(Data excerpts)
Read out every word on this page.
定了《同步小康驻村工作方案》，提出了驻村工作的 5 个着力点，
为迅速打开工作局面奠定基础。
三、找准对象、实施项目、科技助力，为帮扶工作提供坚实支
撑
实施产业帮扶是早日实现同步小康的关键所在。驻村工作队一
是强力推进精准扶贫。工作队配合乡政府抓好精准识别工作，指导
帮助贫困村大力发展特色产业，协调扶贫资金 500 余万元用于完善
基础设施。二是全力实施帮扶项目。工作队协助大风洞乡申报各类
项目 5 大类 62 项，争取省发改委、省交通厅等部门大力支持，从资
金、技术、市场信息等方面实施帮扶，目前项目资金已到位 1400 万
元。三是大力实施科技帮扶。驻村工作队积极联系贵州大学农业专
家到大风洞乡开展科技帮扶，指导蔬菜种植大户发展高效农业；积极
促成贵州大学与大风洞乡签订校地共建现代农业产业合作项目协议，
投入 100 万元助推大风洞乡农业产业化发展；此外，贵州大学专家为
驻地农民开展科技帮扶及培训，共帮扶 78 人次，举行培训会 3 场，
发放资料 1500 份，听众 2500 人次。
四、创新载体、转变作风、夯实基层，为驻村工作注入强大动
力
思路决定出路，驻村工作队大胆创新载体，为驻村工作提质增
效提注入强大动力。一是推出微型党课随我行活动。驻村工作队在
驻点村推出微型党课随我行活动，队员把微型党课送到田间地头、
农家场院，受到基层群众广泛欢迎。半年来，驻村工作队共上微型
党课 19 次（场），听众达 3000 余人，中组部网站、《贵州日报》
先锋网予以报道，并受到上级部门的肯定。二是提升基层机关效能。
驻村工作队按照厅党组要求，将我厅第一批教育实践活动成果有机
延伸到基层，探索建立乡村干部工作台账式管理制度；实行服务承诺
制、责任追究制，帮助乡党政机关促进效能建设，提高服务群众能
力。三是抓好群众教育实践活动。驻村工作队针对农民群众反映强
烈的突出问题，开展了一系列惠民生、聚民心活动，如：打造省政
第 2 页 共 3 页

Problem to work on
Each line of the material should be duplicated exactly, please.

Result below
Read out every word on this page.
定了《同步小康驻村工作方案》，提出了驻村工作的 5 个着力点，
为迅速打开工作局面奠定基础。
三、找准对象、实施项目、科技助力，为帮扶工作提供坚实支
撑
实施产业帮扶是早日实现同步小康的关键所在。驻村工作队一
是强力推进精准扶贫。工作队配合乡政府抓好精准识别工作，指导
帮助贫困村大力发展特色产业，协调扶贫资金 500 余万元用于完善
基础设施。二是全力实施帮扶项目。工作队协助大风洞乡申报各类
项目 5 大类 62 项，争取省发改委、省交通厅等部门大力支持，从资
金、技术、市场信息等方面实施帮扶，目前项目资金已到位 1400 万
元。三是大力实施科技帮扶。驻村工作队积极联系贵州大学农业专
家到大风洞乡开展科技帮扶，指导蔬菜种植大户发展高效农业；积极
促成贵州大学与大风洞乡签订校地共建现代农业产业合作项目协议，
投入 100 万元助推大风洞乡农业产业化发展；此外，贵州大学专家为
驻地农民开展科技帮扶及培训，共帮扶 78 人次，举行培训会 3 场，
发放资料 1500 份，听众 2500 人次。
四、创新载体、转变作风、夯实基层，为驻村工作注入强大动
力
思路决定出路，驻村工作队大胆创新载体，为驻村工作提质增
效提注入强大动力。一是推出微型党课随我行活动。驻村工作队在
驻点村推出微型党课随我行活动，队员把微型党课送到田间地头、
农家场院，受到基层群众广泛欢迎。半年来，驻村工作队共上微型
党课 19 次（场），听众达 3000 余人，中组部网站、《贵州日报》
先锋网予以报道，并受到上级部门的肯定。二是提升基层机关效能。
驻村工作队按照厅党组要求，将我厅第一批教育实践活动成果有机
延伸到基层，探索建立乡村干部工作台账式管理制度；实行服务承诺
制、责任追究制，帮助乡党政机关促进效能建设，提高服务群众能
力。三是抓好群众教育实践活动。驻村工作队针对农民群众反映强
烈的突出问题，开展了一系列惠民生、聚民心活动，如：打造省政
第 2 页 共 3 页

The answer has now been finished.